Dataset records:

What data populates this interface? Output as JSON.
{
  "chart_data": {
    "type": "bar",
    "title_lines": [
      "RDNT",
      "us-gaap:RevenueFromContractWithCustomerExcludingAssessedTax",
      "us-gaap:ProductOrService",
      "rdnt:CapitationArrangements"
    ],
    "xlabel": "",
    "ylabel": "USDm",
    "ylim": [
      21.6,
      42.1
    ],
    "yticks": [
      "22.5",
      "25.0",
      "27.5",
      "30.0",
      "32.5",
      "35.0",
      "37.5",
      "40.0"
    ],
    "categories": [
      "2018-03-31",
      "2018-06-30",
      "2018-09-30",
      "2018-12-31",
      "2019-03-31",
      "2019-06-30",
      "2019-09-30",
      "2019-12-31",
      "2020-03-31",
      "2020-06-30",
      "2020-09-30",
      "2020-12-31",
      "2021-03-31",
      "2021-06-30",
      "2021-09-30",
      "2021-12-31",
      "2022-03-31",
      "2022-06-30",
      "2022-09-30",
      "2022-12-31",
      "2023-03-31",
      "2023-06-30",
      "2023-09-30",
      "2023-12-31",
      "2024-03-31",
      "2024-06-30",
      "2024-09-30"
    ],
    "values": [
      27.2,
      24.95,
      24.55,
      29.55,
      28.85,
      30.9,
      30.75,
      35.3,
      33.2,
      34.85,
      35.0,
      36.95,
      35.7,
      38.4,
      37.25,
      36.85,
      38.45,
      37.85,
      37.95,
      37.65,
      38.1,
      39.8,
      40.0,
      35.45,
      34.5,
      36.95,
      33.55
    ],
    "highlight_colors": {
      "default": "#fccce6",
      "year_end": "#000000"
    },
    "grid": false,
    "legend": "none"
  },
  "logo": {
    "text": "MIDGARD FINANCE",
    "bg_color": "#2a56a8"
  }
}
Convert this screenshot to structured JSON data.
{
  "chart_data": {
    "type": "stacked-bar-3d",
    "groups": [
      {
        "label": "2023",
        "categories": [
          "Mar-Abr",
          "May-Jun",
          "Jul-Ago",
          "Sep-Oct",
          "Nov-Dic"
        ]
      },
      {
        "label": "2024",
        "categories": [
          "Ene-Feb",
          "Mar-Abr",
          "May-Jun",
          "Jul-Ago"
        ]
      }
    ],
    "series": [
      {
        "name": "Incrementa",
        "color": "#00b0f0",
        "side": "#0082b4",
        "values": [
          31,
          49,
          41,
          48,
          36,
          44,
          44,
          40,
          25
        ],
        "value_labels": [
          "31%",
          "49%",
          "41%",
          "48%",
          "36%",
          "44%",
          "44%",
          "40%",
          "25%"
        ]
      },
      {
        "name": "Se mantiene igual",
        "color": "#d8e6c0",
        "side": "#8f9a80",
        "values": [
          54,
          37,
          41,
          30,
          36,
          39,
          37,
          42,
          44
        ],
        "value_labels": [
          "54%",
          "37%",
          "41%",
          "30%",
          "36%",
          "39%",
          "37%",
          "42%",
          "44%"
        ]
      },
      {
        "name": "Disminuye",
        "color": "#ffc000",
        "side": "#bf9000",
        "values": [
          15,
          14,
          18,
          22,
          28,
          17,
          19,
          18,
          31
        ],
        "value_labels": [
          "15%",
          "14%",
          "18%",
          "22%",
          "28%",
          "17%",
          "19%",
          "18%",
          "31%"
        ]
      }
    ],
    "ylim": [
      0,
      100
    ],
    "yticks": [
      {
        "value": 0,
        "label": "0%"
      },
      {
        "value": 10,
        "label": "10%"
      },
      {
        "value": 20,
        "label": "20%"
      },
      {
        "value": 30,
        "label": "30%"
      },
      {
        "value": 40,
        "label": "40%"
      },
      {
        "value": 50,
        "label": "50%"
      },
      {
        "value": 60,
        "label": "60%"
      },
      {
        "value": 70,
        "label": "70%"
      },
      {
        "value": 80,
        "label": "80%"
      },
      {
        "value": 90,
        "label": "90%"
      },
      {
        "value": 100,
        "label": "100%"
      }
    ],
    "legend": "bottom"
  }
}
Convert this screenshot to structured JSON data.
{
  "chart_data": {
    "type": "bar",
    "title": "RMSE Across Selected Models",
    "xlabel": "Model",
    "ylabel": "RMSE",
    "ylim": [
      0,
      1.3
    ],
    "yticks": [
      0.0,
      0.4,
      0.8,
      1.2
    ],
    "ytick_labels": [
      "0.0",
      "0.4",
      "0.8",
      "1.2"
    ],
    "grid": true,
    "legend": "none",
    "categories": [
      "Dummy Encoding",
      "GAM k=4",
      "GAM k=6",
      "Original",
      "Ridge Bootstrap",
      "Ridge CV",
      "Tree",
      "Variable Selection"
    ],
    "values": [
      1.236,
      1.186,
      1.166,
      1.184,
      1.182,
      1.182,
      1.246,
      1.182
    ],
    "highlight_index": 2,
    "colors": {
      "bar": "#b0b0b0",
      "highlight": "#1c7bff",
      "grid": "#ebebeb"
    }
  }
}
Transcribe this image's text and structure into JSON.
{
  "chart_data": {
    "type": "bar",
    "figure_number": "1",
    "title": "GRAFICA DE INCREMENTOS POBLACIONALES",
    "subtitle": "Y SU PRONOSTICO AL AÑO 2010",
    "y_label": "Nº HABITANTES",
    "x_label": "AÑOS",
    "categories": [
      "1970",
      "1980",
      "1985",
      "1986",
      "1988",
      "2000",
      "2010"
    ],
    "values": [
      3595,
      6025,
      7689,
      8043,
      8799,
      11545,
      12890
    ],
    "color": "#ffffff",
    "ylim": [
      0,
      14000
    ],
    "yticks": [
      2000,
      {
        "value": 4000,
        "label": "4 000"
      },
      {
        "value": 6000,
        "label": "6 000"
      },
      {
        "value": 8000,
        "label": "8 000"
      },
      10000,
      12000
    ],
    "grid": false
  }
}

Work to complete: Make an exact copy of all the data.

Exercise answer:
What data populates this interface? Output as JSON.
{
  "chart_data": {
    "type": "bar",
    "title_lines": [
      "RDNT",
      "us-gaap:RevenueFromContractWithCustomerExcludingAssessedTax",
      "us-gaap:ProductOrService",
      "rdnt:CapitationArrangements"
    ],
    "xlabel": "",
    "ylabel": "USDm",
    "ylim": [
      21.6,
      42.1
    ],
    "yticks": [
      "22.5",
      "25.0",
      "27.5",
      "30.0",
      "32.5",
      "35.0",
      "37.5",
      "40.0"
    ],
    "categories": [
      "2018-03-31",
      "2018-06-30",
      "2018-09-30",
      "2018-12-31",
      "2019-03-31",
      "2019-06-30",
      "2019-09-30",
      "2019-12-31",
      "2020-03-31",
      "2020-06-30",
      "2020-09-30",
      "2020-12-31",
      "2021-03-31",
      "2021-06-30",
      "2021-09-30",
      "2021-12-31",
      "2022-03-31",
      "2022-06-30",
      "2022-09-30",
      "2022-12-31",
      "2023-03-31",
      "2023-06-30",
      "2023-09-30",
      "2023-12-31",
      "2024-03-31",
      "2024-06-30",
      "2024-09-30"
    ],
    "values": [
      27.2,
      24.95,
      24.55,
      29.55,
      28.85,
      30.9,
      30.75,
      35.3,
      33.2,
      34.85,
      35.0,
      36.95,
      35.7,
      38.4,
      37.25,
      36.85,
      38.45,
      37.85,
      37.95,
      37.65,
      38.1,
      39.8,
      40.0,
      35.45,
      34.5,
      36.95,
      33.55
    ],
    "highlight_colors": {
      "default": "#fccce6",
      "year_end": "#000000"
    },
    "grid": false,
    "legend": "none"
  },
  "logo": {
    "text": "MIDGARD FINANCE",
    "bg_color": "#2a56a8"
  }
}
Convert this screenshot to structured JSON data.
{
  "chart_data": {
    "type": "stacked-bar-3d",
    "groups": [
      {
        "label": "2023",
        "categories": [
          "Mar-Abr",
          "May-Jun",
          "Jul-Ago",
          "Sep-Oct",
          "Nov-Dic"
        ]
      },
      {
        "label": "2024",
        "categories": [
          "Ene-Feb",
          "Mar-Abr",
          "May-Jun",
          "Jul-Ago"
        ]
      }
    ],
    "series": [
      {
        "name": "Incrementa",
        "color": "#00b0f0",
        "side": "#0082b4",
        "values": [
          31,
          49,
          41,
          48,
          36,
          44,
          44,
          40,
          25
        ],
        "value_labels": [
          "31%",
          "49%",
          "41%",
          "48%",
          "36%",
          "44%",
          "44%",
          "40%",
          "25%"
        ]
      },
      {
        "name": "Se mantiene igual",
        "color": "#d8e6c0",
        "side": "#8f9a80",
        "values": [
          54,
          37,
          41,
          30,
          36,
          39,
          37,
          42,
          44
        ],
        "value_labels": [
          "54%",
          "37%",
          "41%",
          "30%",
          "36%",
          "39%",
          "37%",
          "42%",
          "44%"
        ]
      },
      {
        "name": "Disminuye",
        "color": "#ffc000",
        "side": "#bf9000",
        "values": [
          15,
          14,
          18,
          22,
          28,
          17,
          19,
          18,
          31
        ],
        "value_labels": [
          "15%",
          "14%",
          "18%",
          "22%",
          "28%",
          "17%",
          "19%",
          "18%",
          "31%"
        ]
      }
    ],
    "ylim": [
      0,
      100
    ],
    "yticks": [
      {
        "value": 0,
        "label": "0%"
      },
      {
        "value": 10,
        "label": "10%"
      },
      {
        "value": 20,
        "label": "20%"
      },
      {
        "value": 30,
        "label": "30%"
      },
      {
        "value": 40,
        "label": "40%"
      },
      {
        "value": 50,
        "label": "50%"
      },
      {
        "value": 60,
        "label": "60%"
      },
      {
        "value": 70,
        "label": "70%"
      },
      {
        "value": 80,
        "label": "80%"
      },
      {
        "value": 90,
        "label": "90%"
      },
      {
        "value": 100,
        "label": "100%"
      }
    ],
    "legend": "bottom"
  }
}
Convert this screenshot to structured JSON data.
{
  "chart_data": {
    "type": "bar",
    "title": "RMSE Across Selected Models",
    "xlabel": "Model",
    "ylabel": "RMSE",
    "ylim": [
      0,
      1.3
    ],
    "yticks": [
      0.0,
      0.4,
      0.8,
      1.2
    ],
    "ytick_labels": [
      "0.0",
      "0.4",
      "0.8",
      "1.2"
    ],
    "grid": true,
    "legend": "none",
    "categories": [
      "Dummy Encoding",
      "GAM k=4",
      "GAM k=6",
      "Original",
      "Ridge Bootstrap",
      "Ridge CV",
      "Tree",
      "Variable Selection"
    ],
    "values": [
      1.236,
      1.186,
      1.166,
      1.184,
      1.182,
      1.182,
      1.246,
      1.182
    ],
    "highlight_index": 2,
    "colors": {
      "bar": "#b0b0b0",
      "highlight": "#1c7bff",
      "grid": "#ebebeb"
    }
  }
}
Transcribe this image's text and structure into JSON.
{
  "chart_data": {
    "type": "bar",
    "figure_number": "1",
    "title": "GRAFICA DE INCREMENTOS POBLACIONALES",
    "subtitle": "Y SU PRONOSTICO AL AÑO 2010",
    "y_label": "Nº HABITANTES",
    "x_label": "AÑOS",
    "categories": [
      "1970",
      "1980",
      "1985",
      "1986",
      "1988",
      "2000",
      "2010"
    ],
    "values": [
      3595,
      6025,
      7689,
      8043,
      8799,
      11545,
      12890
    ],
    "color": "#ffffff",
    "ylim": [
      0,
      14000
    ],
    "yticks": [
      2000,
      {
        "value": 4000,
        "label": "4 000"
      },
      {
        "value": 6000,
        "label": "6 000"
      },
      {
        "value": 8000,
        "label": "8 000"
      },
      10000,
      12000
    ],
    "grid": false
  }
}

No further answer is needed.